#### [INSTRUCTIONS]
a - Please return the part of the article on Jews in Pakistan from "First migrations" to "and civil servants.", copied word for word.
b - State whether each statement below agrees with the article on Jews in Pakistan, answering yes or no and quoting the words from the article that decide it. (i) NADRA lists 745 registered Jewish families in Pakistan. (ii) The synagogue in Rawalpindi was built in the 18th century. (iii) The Pakistani government formally recognized Fishel Benkhald's Jewishness in 2017.
c - Extend the article on Jews in Pakistan, starting right after its last sentence.

The history of the Jews in Pakistan dates at least as far back as 1839, when Pakistan was a part of British India. Various estimates suggest that there were about 1,000 to 2,500 Jews living in Karachi at the beginning of the 20th century, mostly comprising Iranian Jews and Bene Israel (Indian Jews); a substantial Jewish community lived in Rawalpindi, and a smaller community also lived in Peshawar.

The Partition of British India along religious lines in August 1947 led to the establishment of two independent sovereign states: a Hindu-majority India and a Muslim-majority Pakistan. Following this event, Pakistani Jews began to leave the new country for India, Canada and the United States before their persecution heightened in Pakistan after the establishment of Israel in 1948, which ultimately led to their exodus from the country; today, Pakistan-origin Jews are predominantly found in the Israeli city of Ramla (see Pakistani Jews in Israel), while the Pakistani government claims to host a modest Jewish population. According to Pakistan's National Database and Registration Authority (NADRA), there are 745 registered Jewish families in the country. However, the accuracy and transparency of the NDRA's database has been challenged; Liel Leibovitz, an Israeli journalist, has doubted the correctness of the official numbers.

It has been widely reported in Pakistani media that a man known as Fishel Benkhald, who preserves the last standing Jewish cemetery in Karachi, has claimed to be last Jew in Pakistan. However, Benkhald's identity has been challenged by his brothers, who claim to be Muslims, and he has been targeted and attacked in the country due to his activism for religious minorities in Pakistan. However, his Jewishness was formally recognized by the Pakistani government in 2017 after numerous appeals.

History

First migrations
A community of Jews fleeing a revolt in Mashhad, Persia, settled in Rawalpindi in the Punjab in 1839.  The elaborate early 20th century synagogue they built still stands on Nishtar Street in Rawalpindi's Babu Mohallah neighborhood, between the Bohra Mosque and a large and elaborate Victorian era church.

Colonial era (1842-1947) 
According to the 1881 census, there were 153 Jews in Sindh province. In the Sindh Gazetteer of 1907, Edward Hamilton Aitken mentions that according to the 1901 census, the total population of Jews [in Sindh] was 482 and almost all of them lived in Karachi. By 1919, this figure had risen to about 650. By 1947, there were about 1,500 Jews living in Sindh with the majority residing in Karachi. Most of these Jews were Bene Israel and they lived as tradesmen, artisans, poets, philosophers and civil servants.

#### [Items drawn from a data source]
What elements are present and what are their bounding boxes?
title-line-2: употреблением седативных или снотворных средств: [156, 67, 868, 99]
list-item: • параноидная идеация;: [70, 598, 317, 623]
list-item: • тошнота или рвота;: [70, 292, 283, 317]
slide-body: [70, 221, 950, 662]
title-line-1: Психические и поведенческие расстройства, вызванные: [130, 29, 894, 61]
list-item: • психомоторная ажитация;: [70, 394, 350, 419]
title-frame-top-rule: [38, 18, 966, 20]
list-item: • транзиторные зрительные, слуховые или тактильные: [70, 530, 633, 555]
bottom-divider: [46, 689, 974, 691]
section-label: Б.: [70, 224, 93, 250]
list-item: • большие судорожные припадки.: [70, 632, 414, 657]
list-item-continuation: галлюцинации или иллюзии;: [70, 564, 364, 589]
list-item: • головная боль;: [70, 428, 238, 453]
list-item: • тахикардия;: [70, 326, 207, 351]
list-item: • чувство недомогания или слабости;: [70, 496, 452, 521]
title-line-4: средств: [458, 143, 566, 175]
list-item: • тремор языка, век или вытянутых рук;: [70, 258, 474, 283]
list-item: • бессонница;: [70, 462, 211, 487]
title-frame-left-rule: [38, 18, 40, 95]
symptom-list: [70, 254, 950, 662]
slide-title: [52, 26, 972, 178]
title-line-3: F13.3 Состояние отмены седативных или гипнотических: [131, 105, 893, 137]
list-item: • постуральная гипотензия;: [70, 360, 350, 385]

#### [RESPONSES TO THE TASKS]
a -
First migrations
A community of Jews fleeing a revolt in Mashhad, Persia, settled in Rawalpindi in the Punjab in 1839.  The elaborate early 20th century synagogue they built still stands on Nishtar Street in Rawalpindi's Babu Mohallah neighborhood, between the Bohra Mosque and a large and elaborate Victorian era church.

Colonial era (1842-1947) 
According to the 1881 census, there were 153 Jews in Sindh province. In the Sindh Gazetteer of 1907, Edward Hamilton Aitken mentions that according to the 1901 census, the total population of Jews [in Sindh] was 482 and almost all of them lived in Karachi. By 1919, this figure had risen to about 650. By 1947, there were about 1,500 Jews living in Sindh with the majority residing in Karachi. Most of these Jews were Bene Israel and they lived as tradesmen, artisans, poets, philosophers and civil servants.

b -
(i) Yes: "there are 745 registered Jewish families in the country"
(ii) No: "The elaborate early 20th century synagogue they built still stands"
(iii) Yes: "his Jewishness was formally recognized by the Pakistani government in 2017"

c -
In 1911, Jews constituted 0.3 percent of Karachi's population and at the time of independence from the British Empire their number had reached 2,500. In her 1947 book ‘Malika-e-Mashriq’ (Queen of the East), Mehmooda Rizwiya has written about the Jewish presence in Karachi. Jews used to live in Karachi. In a paper titled "Karachi Ke Yahudi” (Karachi's Jews), Gul Hasan Kalmatti indicates that Jews arrived in Karachi from Maharashtra in the 19th century.

A variety of associations existed to serve the Jewish community in Pakistan, including:

Magain Shalome Synagogue: Built in 1893 near Ranchore Line, by Solomon David Umerdekar and his son Gershone Solomon. Other accounts suggest that it was built by Shalom Solomon, a surveyor for the Karachi Municipal Committee and his wife Shegula-bai. The synagogue soon became the center of a small but vibrant Jewish community. A member of this Synagogue, Abraham Reuben Kamarlekar, became a councilor in the Karachi City Corporation in 1936.
 Young Man's Jewish Association: Founded in 1903 and whose aim was to encourage sports as well as religious and social activities of the Bene Israel in Karachi.
 Karachi Bene Israel Relief Fund: Established to support poor Jews in Karachi.
 Karachi Jewish Syndicate: Formed in 1918 and whose aim was to provide homes to poor Jews at reasonable rent fees.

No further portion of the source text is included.